PROBLEM: Return the records exactly as they are.

Raw records

= = = = =

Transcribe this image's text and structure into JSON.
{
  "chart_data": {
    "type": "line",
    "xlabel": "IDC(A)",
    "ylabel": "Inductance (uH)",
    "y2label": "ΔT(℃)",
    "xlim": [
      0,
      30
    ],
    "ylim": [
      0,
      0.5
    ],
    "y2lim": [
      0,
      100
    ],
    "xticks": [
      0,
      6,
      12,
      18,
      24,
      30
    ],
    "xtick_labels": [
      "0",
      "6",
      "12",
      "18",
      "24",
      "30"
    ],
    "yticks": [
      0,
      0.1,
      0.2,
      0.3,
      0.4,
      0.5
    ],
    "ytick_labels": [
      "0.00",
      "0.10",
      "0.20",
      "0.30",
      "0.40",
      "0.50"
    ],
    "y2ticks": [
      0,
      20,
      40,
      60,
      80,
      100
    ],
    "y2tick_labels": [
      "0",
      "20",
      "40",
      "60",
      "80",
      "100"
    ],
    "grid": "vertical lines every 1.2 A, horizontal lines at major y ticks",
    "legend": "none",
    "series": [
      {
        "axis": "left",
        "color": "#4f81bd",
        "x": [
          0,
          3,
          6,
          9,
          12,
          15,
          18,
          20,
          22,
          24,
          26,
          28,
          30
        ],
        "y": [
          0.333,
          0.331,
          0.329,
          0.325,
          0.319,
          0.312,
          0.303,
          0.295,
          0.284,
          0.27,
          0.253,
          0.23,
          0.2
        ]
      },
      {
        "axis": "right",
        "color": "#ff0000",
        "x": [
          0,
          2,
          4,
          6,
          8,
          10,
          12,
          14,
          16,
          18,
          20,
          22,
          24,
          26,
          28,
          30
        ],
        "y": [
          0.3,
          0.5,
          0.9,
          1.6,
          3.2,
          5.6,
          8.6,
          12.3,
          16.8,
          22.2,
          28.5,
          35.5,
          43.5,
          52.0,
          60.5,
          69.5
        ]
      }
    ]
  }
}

= = = = =

SOLUTION FOR THIS TASK:
Transcribe this image's text and structure into JSON.
{
  "chart_data": {
    "type": "line",
    "xlabel": "IDC(A)",
    "ylabel": "Inductance (uH)",
    "y2label": "ΔT(℃)",
    "xlim": [
      0,
      30
    ],
    "ylim": [
      0,
      0.5
    ],
    "y2lim": [
      0,
      100
    ],
    "xticks": [
      0,
      6,
      12,
      18,
      24,
      30
    ],
    "xtick_labels": [
      "0",
      "6",
      "12",
      "18",
      "24",
      "30"
    ],
    "yticks": [
      0,
      0.1,
      0.2,
      0.3,
      0.4,
      0.5
    ],
    "ytick_labels": [
      "0.00",
      "0.10",
      "0.20",
      "0.30",
      "0.40",
      "0.50"
    ],
    "y2ticks": [
      0,
      20,
      40,
      60,
      80,
      100
    ],
    "y2tick_labels": [
      "0",
      "20",
      "40",
      "60",
      "80",
      "100"
    ],
    "grid": "vertical lines every 1.2 A, horizontal lines at major y ticks",
    "legend": "none",
    "series": [
      {
        "axis": "left",
        "color": "#4f81bd",
        "x": [
          0,
          3,
          6,
          9,
          12,
          15,
          18,
          20,
          22,
          24,
          26,
          28,
          30
        ],
        "y": [
          0.333,
          0.331,
          0.329,
          0.325,
          0.319,
          0.312,
          0.303,
          0.295,
          0.284,
          0.27,
          0.253,
          0.23,
          0.2
        ]
      },
      {
        "axis": "right",
        "color": "#ff0000",
        "x": [
          0,
          2,
          4,
          6,
          8,
          10,
          12,
          14,
          16,
          18,
          20,
          22,
          24,
          26,
          28,
          30
        ],
        "y": [
          0.3,
          0.5,
          0.9,
          1.6,
          3.2,
          5.6,
          8.6,
          12.3,
          16.8,
          22.2,
          28.5,
          35.5,
          43.5,
          52.0,
          60.5,
          69.5
        ]
      }
    ]
  }
}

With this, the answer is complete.